(Stored data entries)
****************
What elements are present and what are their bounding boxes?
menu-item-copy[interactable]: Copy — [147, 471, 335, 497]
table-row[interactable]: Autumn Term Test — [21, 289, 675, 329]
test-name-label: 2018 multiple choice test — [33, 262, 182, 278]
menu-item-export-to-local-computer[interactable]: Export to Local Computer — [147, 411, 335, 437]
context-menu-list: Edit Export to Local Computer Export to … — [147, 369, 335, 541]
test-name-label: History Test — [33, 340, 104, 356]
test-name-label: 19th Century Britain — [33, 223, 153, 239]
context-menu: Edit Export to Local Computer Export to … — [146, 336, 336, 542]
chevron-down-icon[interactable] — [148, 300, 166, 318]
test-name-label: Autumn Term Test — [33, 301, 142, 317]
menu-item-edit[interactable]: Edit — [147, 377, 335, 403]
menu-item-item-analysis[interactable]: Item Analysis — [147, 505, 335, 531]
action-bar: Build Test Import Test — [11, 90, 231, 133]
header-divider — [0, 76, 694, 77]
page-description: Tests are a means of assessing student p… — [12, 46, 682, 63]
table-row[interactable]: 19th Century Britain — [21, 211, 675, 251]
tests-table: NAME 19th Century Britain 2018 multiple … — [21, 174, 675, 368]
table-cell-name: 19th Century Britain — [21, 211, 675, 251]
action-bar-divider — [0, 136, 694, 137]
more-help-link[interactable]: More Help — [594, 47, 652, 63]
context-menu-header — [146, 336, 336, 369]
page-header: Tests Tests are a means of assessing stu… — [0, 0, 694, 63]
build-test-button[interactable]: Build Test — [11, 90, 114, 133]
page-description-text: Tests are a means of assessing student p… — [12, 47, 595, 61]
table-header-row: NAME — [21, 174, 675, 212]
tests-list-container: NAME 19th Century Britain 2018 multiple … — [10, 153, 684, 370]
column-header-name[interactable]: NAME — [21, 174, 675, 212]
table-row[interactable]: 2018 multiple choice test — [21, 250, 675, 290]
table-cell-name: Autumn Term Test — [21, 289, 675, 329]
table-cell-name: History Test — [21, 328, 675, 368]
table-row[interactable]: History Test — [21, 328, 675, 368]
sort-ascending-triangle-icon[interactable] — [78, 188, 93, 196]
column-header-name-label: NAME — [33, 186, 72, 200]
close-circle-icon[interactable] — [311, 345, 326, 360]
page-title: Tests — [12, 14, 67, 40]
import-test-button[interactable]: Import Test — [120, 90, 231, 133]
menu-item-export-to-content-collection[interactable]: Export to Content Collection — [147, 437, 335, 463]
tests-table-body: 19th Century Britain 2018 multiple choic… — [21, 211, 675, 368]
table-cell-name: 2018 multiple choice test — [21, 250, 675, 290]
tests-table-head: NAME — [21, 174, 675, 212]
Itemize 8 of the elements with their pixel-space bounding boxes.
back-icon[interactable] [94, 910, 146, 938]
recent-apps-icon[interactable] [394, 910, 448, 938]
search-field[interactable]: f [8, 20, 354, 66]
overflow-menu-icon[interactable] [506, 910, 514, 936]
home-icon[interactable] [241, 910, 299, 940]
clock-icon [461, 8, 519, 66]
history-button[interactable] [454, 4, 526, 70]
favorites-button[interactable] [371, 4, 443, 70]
****************
[WRITTEN INSTRUCTION]
Copy every row above word for word, keeping each line unchanged.

[WRITTEN RESPONSE]
What elements are present and what are their bounding boxes?
menu-item-copy[interactable]: Copy — [147, 471, 335, 497]
table-row[interactable]: Autumn Term Test — [21, 289, 675, 329]
test-name-label: 2018 multiple choice test — [33, 262, 182, 278]
menu-item-export-to-local-computer[interactable]: Export to Local Computer — [147, 411, 335, 437]
context-menu-list: Edit Export to Local Computer Export to … — [147, 369, 335, 541]
test-name-label: History Test — [33, 340, 104, 356]
test-name-label: 19th Century Britain — [33, 223, 153, 239]
context-menu: Edit Export to Local Computer Export to … — [146, 336, 336, 542]
chevron-down-icon[interactable] — [148, 300, 166, 318]
test-name-label: Autumn Term Test — [33, 301, 142, 317]
menu-item-edit[interactable]: Edit — [147, 377, 335, 403]
menu-item-item-analysis[interactable]: Item Analysis — [147, 505, 335, 531]
action-bar: Build Test Import Test — [11, 90, 231, 133]
header-divider — [0, 76, 694, 77]
page-description: Tests are a means of assessing student p… — [12, 46, 682, 63]
table-row[interactable]: 19th Century Britain — [21, 211, 675, 251]
tests-table: NAME 19th Century Britain 2018 multiple … — [21, 174, 675, 368]
table-cell-name: 19th Century Britain — [21, 211, 675, 251]
action-bar-divider — [0, 136, 694, 137]
more-help-link[interactable]: More Help — [594, 47, 652, 63]
context-menu-header — [146, 336, 336, 369]
page-header: Tests Tests are a means of assessing stu… — [0, 0, 694, 63]
build-test-button[interactable]: Build Test — [11, 90, 114, 133]
page-description-text: Tests are a means of assessing student p… — [12, 47, 595, 61]
table-header-row: NAME — [21, 174, 675, 212]
tests-list-container: NAME 19th Century Britain 2018 multiple … — [10, 153, 684, 370]
column-header-name[interactable]: NAME — [21, 174, 675, 212]
table-row[interactable]: 2018 multiple choice test — [21, 250, 675, 290]
table-cell-name: Autumn Term Test — [21, 289, 675, 329]
table-cell-name: History Test — [21, 328, 675, 368]
table-row[interactable]: History Test — [21, 328, 675, 368]
sort-ascending-triangle-icon[interactable] — [78, 188, 93, 196]
column-header-name-label: NAME — [33, 186, 72, 200]
close-circle-icon[interactable] — [311, 345, 326, 360]
page-title: Tests — [12, 14, 67, 40]
import-test-button[interactable]: Import Test — [120, 90, 231, 133]
menu-item-export-to-content-collection[interactable]: Export to Content Collection — [147, 437, 335, 463]
tests-table-body: 19th Century Britain 2018 multiple choic… — [21, 211, 675, 368]
table-cell-name: 2018 multiple choice test — [21, 250, 675, 290]
tests-table-head: NAME — [21, 174, 675, 212]
Itemize 8 of the elements with their pixel-space bounding boxes.
back-icon[interactable] [94, 910, 146, 938]
recent-apps-icon[interactable] [394, 910, 448, 938]
search-field[interactable]: f [8, 20, 354, 66]
overflow-menu-icon[interactable] [506, 910, 514, 936]
home-icon[interactable] [241, 910, 299, 940]
clock-icon [461, 8, 519, 66]
history-button[interactable] [454, 4, 526, 70]
favorites-button[interactable] [371, 4, 443, 70]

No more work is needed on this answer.